Directive
Transcribe the records that follow. Keep every word exactly, and drop the pictures.

Records for the exercise
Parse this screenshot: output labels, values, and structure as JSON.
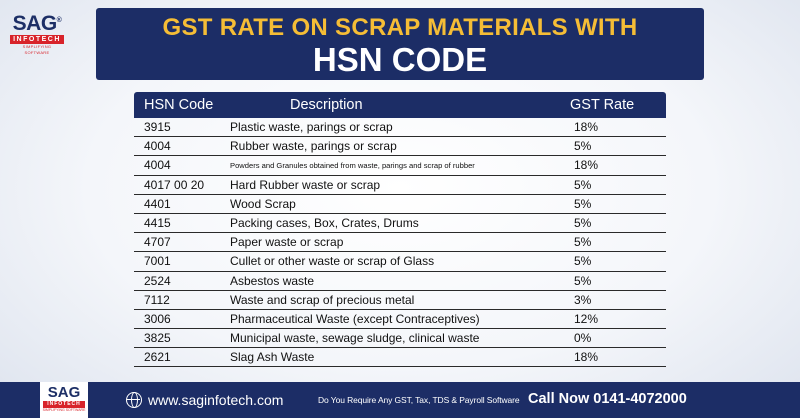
{
  "logo": {
    "brand": "SAG",
    "reg": "®",
    "bar": "INFOTECH",
    "tagline": "SIMPLIFYING SOFTWARE"
  },
  "title": {
    "line1": "GST RATE ON SCRAP MATERIALS WITH",
    "line2": "HSN CODE"
  },
  "table": {
    "headers": {
      "code": "HSN Code",
      "description": "Description",
      "rate": "GST Rate"
    },
    "rows": [
      {
        "code": "3915",
        "description": "Plastic waste, parings or scrap",
        "rate": "18%"
      },
      {
        "code": "4004",
        "description": "Rubber waste, parings or scrap",
        "rate": "5%"
      },
      {
        "code": "4004",
        "description": "Powders and Granules obtained from waste, parings and scrap of rubber",
        "rate": "18%"
      },
      {
        "code": "4017 00 20",
        "description": "Hard Rubber waste or scrap",
        "rate": "5%"
      },
      {
        "code": "4401",
        "description": "Wood Scrap",
        "rate": "5%"
      },
      {
        "code": "4415",
        "description": "Packing cases, Box, Crates, Drums",
        "rate": "5%"
      },
      {
        "code": "4707",
        "description": "Paper waste or scrap",
        "rate": "5%"
      },
      {
        "code": "7001",
        "description": "Cullet or other waste or scrap of Glass",
        "rate": "5%"
      },
      {
        "code": "2524",
        "description": "Asbestos waste",
        "rate": "5%"
      },
      {
        "code": "7112",
        "description": "Waste and scrap of precious metal",
        "rate": "3%"
      },
      {
        "code": "3006",
        "description": "Pharmaceutical Waste (except Contraceptives)",
        "rate": "12%"
      },
      {
        "code": "3825",
        "description": "Municipal waste, sewage sludge, clinical waste",
        "rate": "0%"
      },
      {
        "code": "2621",
        "description": "Slag Ash Waste",
        "rate": "18%"
      }
    ]
  },
  "footer": {
    "logo_brand": "SAG",
    "logo_bar": "INFOTECH",
    "logo_tag": "SIMPLIFYING SOFTWARE",
    "globe_icon": "globe-icon",
    "website": "www.saginfotech.com",
    "require_text": "Do You Require Any GST, Tax, TDS & Payroll Software",
    "call_text": "Call Now 0141-4072000"
  },
  "colors": {
    "navy": "#1c2d66",
    "gold": "#f5bd36",
    "red": "#d8232a"
  }
}
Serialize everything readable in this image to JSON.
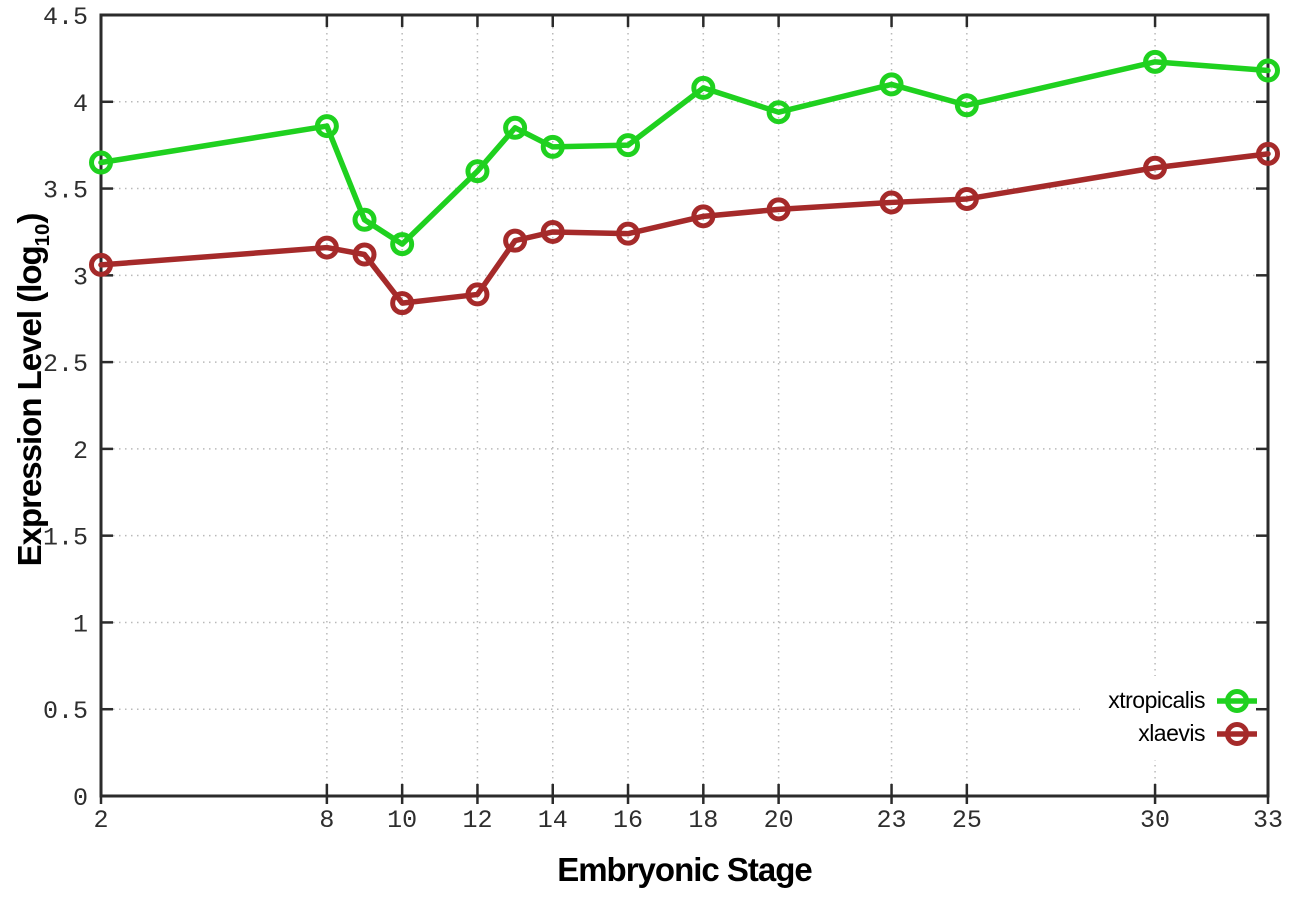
{
  "figure": {
    "background": "#ffffff",
    "axis_color": "#2b2b2b",
    "grid_color": "#b9b9b9",
    "tick_label_color": "#2e2e2e"
  },
  "chart_data": {
    "type": "line",
    "title": "",
    "xlabel": "Embryonic Stage",
    "ylabel": "Expression Level (log10)",
    "ylabel_parts": {
      "prefix": "Expression Level (log",
      "sub": "10",
      "suffix": ")"
    },
    "x": [
      2,
      8,
      9,
      10,
      12,
      13,
      14,
      16,
      18,
      20,
      23,
      25,
      30,
      33
    ],
    "series": [
      {
        "name": "xtropicalis",
        "color": "#1fd11f",
        "values": [
          3.65,
          3.86,
          3.32,
          3.18,
          3.6,
          3.85,
          3.74,
          3.75,
          4.08,
          3.94,
          4.1,
          3.98,
          4.23,
          4.18
        ]
      },
      {
        "name": "xlaevis",
        "color": "#a52a2a",
        "values": [
          3.06,
          3.16,
          3.12,
          2.84,
          2.89,
          3.2,
          3.25,
          3.24,
          3.34,
          3.38,
          3.42,
          3.44,
          3.62,
          3.7
        ]
      }
    ],
    "xticks": [
      2,
      8,
      10,
      12,
      14,
      16,
      18,
      20,
      23,
      25,
      30,
      33
    ],
    "yticks": [
      0,
      0.5,
      1,
      1.5,
      2,
      2.5,
      3,
      3.5,
      4,
      4.5
    ],
    "xlim": [
      2,
      33
    ],
    "ylim": [
      0,
      4.5
    ],
    "grid": true,
    "grid_style": "dotted",
    "marker": "open-circle",
    "legend_position": "bottom-right"
  }
}
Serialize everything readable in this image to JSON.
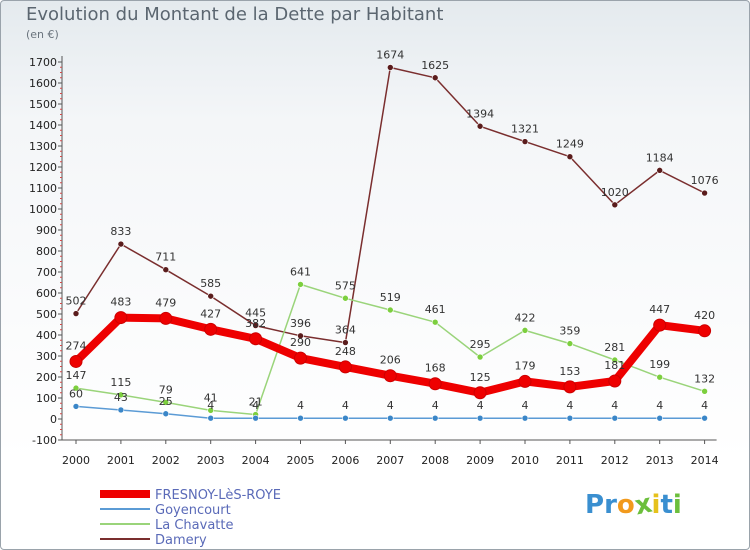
{
  "title": "Evolution du Montant de la Dette par Habitant",
  "unit_label": "(en €)",
  "logo": {
    "letters": [
      "P",
      "r",
      "o",
      "x",
      "i",
      "t",
      "i"
    ],
    "colors": [
      "#3a8fd0",
      "#3a8fd0",
      "#f29a1c",
      "#6cbf3c",
      "#e6c11c",
      "#3a8fd0",
      "#6cbf3c"
    ]
  },
  "chart_data": {
    "type": "line",
    "title": "Evolution du Montant de la Dette par Habitant",
    "ylabel": "(en €)",
    "xlabel": "",
    "x": [
      "2000",
      "2001",
      "2002",
      "2003",
      "2004",
      "2005",
      "2006",
      "2007",
      "2008",
      "2009",
      "2010",
      "2011",
      "2012",
      "2013",
      "2014"
    ],
    "ylim": [
      -100,
      1700
    ],
    "yticks": [
      "-100",
      "0",
      "100",
      "200",
      "300",
      "400",
      "500",
      "600",
      "700",
      "800",
      "900",
      "1000",
      "1100",
      "1200",
      "1300",
      "1400",
      "1500",
      "1600",
      "1700"
    ],
    "grid": false,
    "legend_position": "bottom-left",
    "series": [
      {
        "name": "Damery",
        "color": "#7a2e2e",
        "values": [
          502,
          833,
          711,
          585,
          445,
          396,
          364,
          1674,
          1625,
          1394,
          1321,
          1249,
          1020,
          1184,
          1076
        ],
        "labels": [
          "502",
          "833",
          "711",
          "585",
          "445",
          "396",
          "364",
          "1674",
          "1625",
          "1394",
          "1321",
          "1249",
          "1020",
          "1184",
          "1076"
        ]
      },
      {
        "name": "La Chavatte",
        "color": "#9ad47a",
        "values": [
          147,
          115,
          79,
          41,
          21,
          641,
          575,
          519,
          461,
          295,
          422,
          359,
          281,
          199,
          132
        ],
        "labels": [
          "147",
          "115",
          "79",
          "41",
          "21",
          "641",
          "575",
          "519",
          "461",
          "295",
          "422",
          "359",
          "281",
          "199",
          "132"
        ]
      },
      {
        "name": "Goyencourt",
        "color": "#5b9bd5",
        "values": [
          60,
          43,
          25,
          4,
          4,
          4,
          4,
          4,
          4,
          4,
          4,
          4,
          4,
          4,
          4
        ],
        "labels": [
          "60",
          "43",
          "25",
          "4",
          "4",
          "4",
          "4",
          "4",
          "4",
          "4",
          "4",
          "4",
          "4",
          "4",
          "4"
        ]
      },
      {
        "name": "FRESNOY-LèS-ROYE",
        "color": "#ee0000",
        "values": [
          274,
          483,
          479,
          427,
          382,
          290,
          248,
          206,
          168,
          125,
          179,
          153,
          181,
          447,
          420
        ],
        "labels": [
          "274",
          "483",
          "479",
          "427",
          "382",
          "290",
          "248",
          "206",
          "168",
          "125",
          "179",
          "153",
          "181",
          "447",
          "420"
        ]
      }
    ],
    "legend": [
      "FRESNOY-LèS-ROYE",
      "Goyencourt",
      "La Chavatte",
      "Damery"
    ]
  }
}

Task response
Parse this screenshot: output labels, values, and structure as JSON.
{
  "logo": {
    "brand": "SAG",
    "reg": "®",
    "bar": "INFOTECH",
    "tagline": "SIMPLIFYING SOFTWARE"
  },
  "title": {
    "line1": "GST RATE ON SCRAP MATERIALS WITH",
    "line2": "HSN CODE"
  },
  "table": {
    "headers": {
      "code": "HSN Code",
      "description": "Description",
      "rate": "GST Rate"
    },
    "rows": [
      {
        "code": "3915",
        "description": "Plastic waste, parings or scrap",
        "rate": "18%"
      },
      {
        "code": "4004",
        "description": "Rubber waste, parings or scrap",
        "rate": "5%"
      },
      {
        "code": "4004",
        "description": "Powders and Granules obtained from waste, parings and scrap of rubber",
        "rate": "18%"
      },
      {
        "code": "4017 00 20",
        "description": "Hard Rubber waste or scrap",
        "rate": "5%"
      },
      {
        "code": "4401",
        "description": "Wood Scrap",
        "rate": "5%"
      },
      {
        "code": "4415",
        "description": "Packing cases, Box, Crates, Drums",
        "rate": "5%"
      },
      {
        "code": "4707",
        "description": "Paper waste or scrap",
        "rate": "5%"
      },
      {
        "code": "7001",
        "description": "Cullet or other waste or scrap of Glass",
        "rate": "5%"
      },
      {
        "code": "2524",
        "description": "Asbestos waste",
        "rate": "5%"
      },
      {
        "code": "7112",
        "description": "Waste and scrap of precious metal",
        "rate": "3%"
      },
      {
        "code": "3006",
        "description": "Pharmaceutical Waste (except Contraceptives)",
        "rate": "12%"
      },
      {
        "code": "3825",
        "description": "Municipal waste, sewage sludge, clinical waste",
        "rate": "0%"
      },
      {
        "code": "2621",
        "description": "Slag Ash Waste",
        "rate": "18%"
      }
    ]
  },
  "footer": {
    "logo_brand": "SAG",
    "logo_bar": "INFOTECH",
    "logo_tag": "SIMPLIFYING SOFTWARE",
    "globe_icon": "globe-icon",
    "website": "www.saginfotech.com",
    "require_text": "Do You Require Any GST, Tax, TDS & Payroll Software",
    "call_text": "Call Now 0141-4072000"
  },
  "colors": {
    "navy": "#1c2d66",
    "gold": "#f5bd36",
    "red": "#d8232a"
  }
}
Serialize everything readable in this image to JSON.
{
  "figure": {
    "background": "#ffffff",
    "axis_color": "#2b2b2b",
    "grid_color": "#b9b9b9",
    "tick_label_color": "#2e2e2e"
  },
  "chart_data": {
    "type": "line",
    "title": "",
    "xlabel": "Embryonic Stage",
    "ylabel": "Expression Level (log10)",
    "ylabel_parts": {
      "prefix": "Expression Level (log",
      "sub": "10",
      "suffix": ")"
    },
    "x": [
      2,
      8,
      9,
      10,
      12,
      13,
      14,
      16,
      18,
      20,
      23,
      25,
      30,
      33
    ],
    "series": [
      {
        "name": "xtropicalis",
        "color": "#1fd11f",
        "values": [
          3.65,
          3.86,
          3.32,
          3.18,
          3.6,
          3.85,
          3.74,
          3.75,
          4.08,
          3.94,
          4.1,
          3.98,
          4.23,
          4.18
        ]
      },
      {
        "name": "xlaevis",
        "color": "#a52a2a",
        "values": [
          3.06,
          3.16,
          3.12,
          2.84,
          2.89,
          3.2,
          3.25,
          3.24,
          3.34,
          3.38,
          3.42,
          3.44,
          3.62,
          3.7
        ]
      }
    ],
    "xticks": [
      2,
      8,
      10,
      12,
      14,
      16,
      18,
      20,
      23,
      25,
      30,
      33
    ],
    "yticks": [
      0,
      0.5,
      1,
      1.5,
      2,
      2.5,
      3,
      3.5,
      4,
      4.5
    ],
    "xlim": [
      2,
      33
    ],
    "ylim": [
      0,
      4.5
    ],
    "grid": true,
    "grid_style": "dotted",
    "marker": "open-circle",
    "legend_position": "bottom-right"
  }
}
Serialize everything readable in this image to JSON.
{
  "title": "Evolution du Montant de la Dette par Habitant",
  "unit_label": "(en €)",
  "logo": {
    "letters": [
      "P",
      "r",
      "o",
      "x",
      "i",
      "t",
      "i"
    ],
    "colors": [
      "#3a8fd0",
      "#3a8fd0",
      "#f29a1c",
      "#6cbf3c",
      "#e6c11c",
      "#3a8fd0",
      "#6cbf3c"
    ]
  },
  "chart_data": {
    "type": "line",
    "title": "Evolution du Montant de la Dette par Habitant",
    "ylabel": "(en €)",
    "xlabel": "",
    "x": [
      "2000",
      "2001",
      "2002",
      "2003",
      "2004",
      "2005",
      "2006",
      "2007",
      "2008",
      "2009",
      "2010",
      "2011",
      "2012",
      "2013",
      "2014"
    ],
    "ylim": [
      -100,
      1700
    ],
    "yticks": [
      "-100",
      "0",
      "100",
      "200",
      "300",
      "400",
      "500",
      "600",
      "700",
      "800",
      "900",
      "1000",
      "1100",
      "1200",
      "1300",
      "1400",
      "1500",
      "1600",
      "1700"
    ],
    "grid": false,
    "legend_position": "bottom-left",
    "series": [
      {
        "name": "Damery",
        "color": "#7a2e2e",
        "values": [
          502,
          833,
          711,
          585,
          445,
          396,
          364,
          1674,
          1625,
          1394,
          1321,
          1249,
          1020,
          1184,
          1076
        ],
        "labels": [
          "502",
          "833",
          "711",
          "585",
          "445",
          "396",
          "364",
          "1674",
          "1625",
          "1394",
          "1321",
          "1249",
          "1020",
          "1184",
          "1076"
        ]
      },
      {
        "name": "La Chavatte",
        "color": "#9ad47a",
        "values": [
          147,
          115,
          79,
          41,
          21,
          641,
          575,
          519,
          461,
          295,
          422,
          359,
          281,
          199,
          132
        ],
        "labels": [
          "147",
          "115",
          "79",
          "41",
          "21",
          "641",
          "575",
          "519",
          "461",
          "295",
          "422",
          "359",
          "281",
          "199",
          "132"
        ]
      },
      {
        "name": "Goyencourt",
        "color": "#5b9bd5",
        "values": [
          60,
          43,
          25,
          4,
          4,
          4,
          4,
          4,
          4,
          4,
          4,
          4,
          4,
          4,
          4
        ],
        "labels": [
          "60",
          "43",
          "25",
          "4",
          "4",
          "4",
          "4",
          "4",
          "4",
          "4",
          "4",
          "4",
          "4",
          "4",
          "4"
        ]
      },
      {
        "name": "FRESNOY-LèS-ROYE",
        "color": "#ee0000",
        "values": [
          274,
          483,
          479,
          427,
          382,
          290,
          248,
          206,
          168,
          125,
          179,
          153,
          181,
          447,
          420
        ],
        "labels": [
          "274",
          "483",
          "479",
          "427",
          "382",
          "290",
          "248",
          "206",
          "168",
          "125",
          "179",
          "153",
          "181",
          "447",
          "420"
        ]
      }
    ],
    "legend": [
      "FRESNOY-LèS-ROYE",
      "Goyencourt",
      "La Chavatte",
      "Damery"
    ]
  }
}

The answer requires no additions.